## Written problem
Exactly reproduce the lines that follow.

== Information supplied ==

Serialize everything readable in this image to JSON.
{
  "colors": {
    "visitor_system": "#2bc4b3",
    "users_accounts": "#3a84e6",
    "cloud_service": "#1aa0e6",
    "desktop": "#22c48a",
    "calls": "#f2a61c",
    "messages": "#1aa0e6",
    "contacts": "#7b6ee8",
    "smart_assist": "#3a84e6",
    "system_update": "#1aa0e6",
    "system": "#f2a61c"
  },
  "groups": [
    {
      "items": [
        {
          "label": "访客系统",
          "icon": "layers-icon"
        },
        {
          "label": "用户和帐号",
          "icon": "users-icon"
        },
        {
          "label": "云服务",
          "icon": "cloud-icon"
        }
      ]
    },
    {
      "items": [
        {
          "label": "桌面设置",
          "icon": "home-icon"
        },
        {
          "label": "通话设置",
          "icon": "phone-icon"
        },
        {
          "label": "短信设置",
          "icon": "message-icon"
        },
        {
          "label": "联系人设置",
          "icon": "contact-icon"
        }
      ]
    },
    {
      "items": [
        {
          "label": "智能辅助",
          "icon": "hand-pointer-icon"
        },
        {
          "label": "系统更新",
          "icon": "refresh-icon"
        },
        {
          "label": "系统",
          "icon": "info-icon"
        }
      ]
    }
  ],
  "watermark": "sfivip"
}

===

## Task output
Serialize everything readable in this image to JSON.
{
  "colors": {
    "visitor_system": "#2bc4b3",
    "users_accounts": "#3a84e6",
    "cloud_service": "#1aa0e6",
    "desktop": "#22c48a",
    "calls": "#f2a61c",
    "messages": "#1aa0e6",
    "contacts": "#7b6ee8",
    "smart_assist": "#3a84e6",
    "system_update": "#1aa0e6",
    "system": "#f2a61c"
  },
  "groups": [
    {
      "items": [
        {
          "label": "访客系统",
          "icon": "layers-icon"
        },
        {
          "label": "用户和帐号",
          "icon": "users-icon"
        },
        {
          "label": "云服务",
          "icon": "cloud-icon"
        }
      ]
    },
    {
      "items": [
        {
          "label": "桌面设置",
          "icon": "home-icon"
        },
        {
          "label": "通话设置",
          "icon": "phone-icon"
        },
        {
          "label": "短信设置",
          "icon": "message-icon"
        },
        {
          "label": "联系人设置",
          "icon": "contact-icon"
        }
      ]
    },
    {
      "items": [
        {
          "label": "智能辅助",
          "icon": "hand-pointer-icon"
        },
        {
          "label": "系统更新",
          "icon": "refresh-icon"
        },
        {
          "label": "系统",
          "icon": "info-icon"
        }
      ]
    }
  ],
  "watermark": "sfivip"
}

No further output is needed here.